#### [PROVIDED PASSAGE]

.....

What is wrong with the world today? The short answer is that the world is too complex. One way to look at this problem is to differentiate between accidental and essential complexity. Essential complexity is unavoidable and inherent to the core functionality of the system whereas accidental complexity is unnecessary cruft that has built up over time. When we say that the government or a large corporation is too bureaucratic, we mean that there is too much accidental complexity within the system.
However, this lens is misleading. The complexity in our world today is not so easily separable into essential or accidental. For example, the planning system in Britain is a clear example of a system that is excessively complex and imposes enormous costs on the British economy. As the Economist has argued, the planning system has turned Britain into a vetocracy that is unable to build. So how did we get here? Strangely enough, we got here not by a series of mistakes but by a series of changes to the system, each of which in isolation is logical but which in combination constitutes a dysfunctional mess. The Economist provides a perfect example of this (emphasis mine):
For a development of 350 houses in Staffordshire, a developer had to provide a statement of community involvement, a topographical survey, an archaeological report, an ecology appraisal, a newt survey, a bat survey, a barn owl survey, a geotechnical investigation to determine if the ground was contaminated, a landscape and visual impact assessment, a tree survey, a development framework plan, a transport statement, a design and access statement, a noise assessment, an air quality assessment, a flood risk assessment, a health impact assessment and an education impacts report. These are individually justifiable, yet collectively intolerable.

.....

#### [DATA LINES]

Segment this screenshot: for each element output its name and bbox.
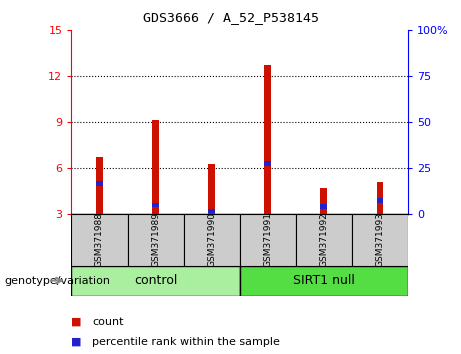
Text: GSM371993: GSM371993 (375, 212, 384, 267)
Text: SIRT1 null: SIRT1 null (293, 274, 355, 287)
Bar (352, 214, 408, 266)
Text: GDS3666 / A_52_P538145: GDS3666 / A_52_P538145 (142, 11, 319, 24)
Bar (71, 266, 240, 296)
Text: percentile rank within the sample: percentile rank within the sample (92, 337, 280, 347)
Text: genotype/variation: genotype/variation (5, 275, 111, 286)
Bar (96, 158, 103, 214)
Bar (320, 204, 327, 209)
Text: ■: ■ (71, 337, 82, 347)
Bar (320, 188, 327, 214)
Text: ■: ■ (71, 317, 82, 327)
Text: GSM371988: GSM371988 (95, 212, 104, 267)
Bar (377, 198, 383, 202)
Bar (265, 161, 271, 166)
Bar (296, 214, 352, 266)
Text: count: count (92, 317, 124, 327)
Text: GSM371990: GSM371990 (207, 212, 216, 267)
Text: GSM371989: GSM371989 (151, 212, 160, 267)
Bar (208, 164, 215, 214)
Bar (152, 120, 159, 214)
Bar (208, 209, 215, 213)
Bar (152, 203, 159, 207)
Bar (240, 214, 296, 266)
Text: control: control (134, 274, 177, 287)
Bar (377, 182, 383, 214)
Bar (240, 266, 408, 296)
Text: GSM371991: GSM371991 (263, 212, 272, 267)
Bar (265, 65, 271, 214)
Text: GSM371992: GSM371992 (319, 212, 328, 267)
Bar (96, 181, 103, 185)
Bar (128, 214, 183, 266)
Bar (71, 214, 128, 266)
Bar (183, 214, 240, 266)
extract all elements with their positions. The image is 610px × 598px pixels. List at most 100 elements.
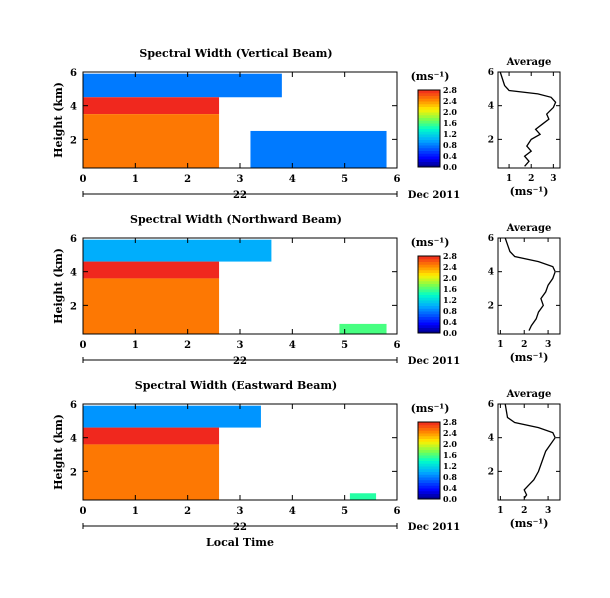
- colorbar-segment: [418, 261, 440, 265]
- colorbar-tick-label: 1.6: [443, 450, 457, 460]
- colorbar-segment: [418, 466, 440, 470]
- date-label: Dec 2011: [408, 356, 460, 367]
- colorbar-segment: [418, 449, 440, 453]
- average-y-tick-label: 6: [488, 234, 494, 244]
- colorbar-tick-label: 1.2: [443, 129, 457, 139]
- average-y-tick-label: 2: [488, 135, 494, 145]
- colorbar-tick-label: 2.8: [443, 417, 457, 427]
- colorbar-segment: [418, 452, 440, 456]
- colorbar-tick-label: 1.6: [443, 284, 457, 294]
- panel-title: Spectral Width (Vertical Beam): [139, 47, 332, 60]
- panel-title: Spectral Width (Eastward Beam): [135, 379, 337, 392]
- heatmap-cell: [83, 444, 220, 500]
- colorbar-segment: [418, 267, 440, 271]
- colorbar-segment: [418, 455, 440, 459]
- colorbar-segment: [418, 289, 440, 293]
- colorbar-segment: [418, 330, 440, 334]
- average-y-tick-label: 4: [488, 434, 494, 444]
- colorbar-segment: [418, 156, 440, 160]
- colorbar-segment: [418, 308, 440, 312]
- x-tick-label: 6: [394, 174, 401, 185]
- colorbar-segment: [418, 493, 440, 497]
- colorbar-segment: [418, 457, 440, 461]
- heatmap-cell: [83, 261, 220, 279]
- colorbar-tick-label: 2.8: [443, 85, 457, 95]
- average-y-tick-label: 6: [488, 68, 494, 78]
- x-tick-label: 3: [237, 340, 244, 351]
- colorbar-segment: [418, 444, 440, 448]
- colorbar-segment: [418, 114, 440, 118]
- average-x-tick-label: 3: [550, 174, 556, 184]
- heatmap-cell: [83, 405, 261, 428]
- colorbar-tick-label: 0.0: [443, 328, 457, 338]
- x-tick-label: 1: [132, 174, 139, 185]
- average-profile-line: [499, 71, 557, 167]
- colorbar-segment: [418, 145, 440, 149]
- colorbar-segment: [418, 463, 440, 467]
- colorbar-segment: [418, 161, 440, 165]
- colorbar-tick-label: 0.0: [443, 494, 457, 504]
- colorbar-unit: (ms⁻¹): [411, 70, 450, 83]
- colorbar-segment: [418, 441, 440, 445]
- x-tick-label: 5: [341, 506, 348, 517]
- y-tick-label: 6: [70, 234, 77, 245]
- y-axis-label: Height (km): [52, 414, 65, 490]
- colorbar-segment: [418, 433, 440, 437]
- colorbar-tick-label: 0.4: [443, 151, 457, 161]
- x-tick-label: 3: [237, 174, 244, 185]
- colorbar-segment: [418, 283, 440, 287]
- x-tick-label: 1: [132, 506, 139, 517]
- colorbar-segment: [418, 272, 440, 276]
- colorbar-segment: [418, 313, 440, 317]
- average-x-label: (ms⁻¹): [510, 185, 549, 198]
- panel-1: Spectral Width (Northward Beam) 0 1 2 3 4 5 6 2 4…: [52, 213, 561, 367]
- colorbar-segment: [418, 322, 440, 326]
- colorbar-segment: [418, 136, 440, 140]
- colorbar-segment: [418, 427, 440, 431]
- colorbar-segment: [418, 460, 440, 464]
- x-tick-label: 0: [80, 506, 87, 517]
- colorbar-segment: [418, 468, 440, 472]
- panel-0: Spectral Width (Vertical Beam) 0 1 2 3 4 5 6 2 4 6…: [52, 47, 561, 201]
- colorbar-frame: [417, 255, 441, 334]
- average-x-tick-label: 1: [497, 340, 503, 350]
- colorbar-frame: [417, 421, 441, 500]
- heatmap-cell: [83, 239, 272, 262]
- x-tick-label: 5: [341, 174, 348, 185]
- y-tick-label: 2: [70, 301, 77, 312]
- colorbar-segment: [418, 92, 440, 96]
- average-frame: [497, 237, 561, 335]
- colorbar-tick-label: 2.0: [443, 439, 457, 449]
- colorbar-segment: [418, 482, 440, 486]
- colorbar-segment: [418, 438, 440, 442]
- colorbar-segment: [418, 280, 440, 284]
- colorbar-segment: [418, 305, 440, 309]
- average-profile-line: [504, 403, 556, 499]
- colorbar-segment: [418, 319, 440, 323]
- heatmap-cell: [83, 278, 220, 334]
- x-axis-label: Local Time: [206, 536, 274, 549]
- colorbar-segment: [418, 134, 440, 138]
- colorbar-tick-label: 2.4: [443, 262, 457, 272]
- colorbar-tick-label: 1.2: [443, 295, 457, 305]
- colorbar-tick-label: 2.4: [443, 428, 457, 438]
- colorbar-segment: [418, 117, 440, 121]
- average-x-tick-label: 3: [545, 340, 551, 350]
- colorbar-tick-label: 2.0: [443, 273, 457, 283]
- x-tick-label: 2: [184, 506, 191, 517]
- colorbar-segment: [418, 128, 440, 132]
- colorbar-tick-label: 1.2: [443, 461, 457, 471]
- colorbar-tick-label: 0.0: [443, 162, 457, 172]
- colorbar-segment: [418, 125, 440, 129]
- colorbar-tick-label: 2.4: [443, 96, 457, 106]
- heatmap-cell: [83, 114, 220, 168]
- colorbar-segment: [418, 95, 440, 99]
- colorbar-segment: [418, 103, 440, 107]
- x-tick-label: 5: [341, 340, 348, 351]
- y-tick-label: 2: [70, 467, 77, 478]
- colorbar-segment: [418, 150, 440, 154]
- average-x-tick-label: 1: [497, 506, 503, 516]
- date-label: Dec 2011: [408, 190, 460, 201]
- day-label: 22: [233, 190, 247, 201]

.....

#### [GOAL]
Could you pick up the essay on complexity and Britain's planning system after its last sentence and continue it?

#### [RESULT]
This is how systems become excessively complex and sclerotic. A series of micro-optimisations leads to macro-hell. Every improvement to the system makes sense at the time. Yet, the collective impact over time is to create an overly complex legal and dysfunctional system where nothing gets done, and everything costs too much.
And this problem is not just restricted to just one country. A recent article showed how the National Environmental Policy Act (NEPA) has undergone the same evolution as the British planning system with “average NEPA review times estimated to be increasing 39 days per year”.
So what is the common explanation that explains this evolution in systems and institutions across the world today? The answer is that this move towards more complexity is built into the very structure of human progress, especially modern progress. The phenomenon can be summarised in a simple principle universally true for all codified systems: Each solution is the source of the next problem1. Each “patch” to the codified systems that we call civilisation solves one problem but lays the ground for more problems in the future. Fred Brooks identified this problem in software development, but the pattern he describes is universal to all codified systems:
All repairs tend to destroy the structure, to increase the entropy and disorder of the system. Less and less effort is spent on fixing original design flaws; more and more is spent on fixing flaws introduced by earlier fixes. As time passes, the system becomes less and less well-ordered.
How does this process start? Paradoxically, this entire process that culminates in crippling complexity starts with a heroic simplification of the system. This is especially true of systems in the modern world, but it was also true of systems in the pre-modern world. For example, agriculture was a radical simplification of the hunter-gatherer world2. Property laws in many countries started out as an externally imposed simplification that replaced a “thicket of common property and mixed forms of tenure”3. Any new software project starts out as a simplified representation of its domain.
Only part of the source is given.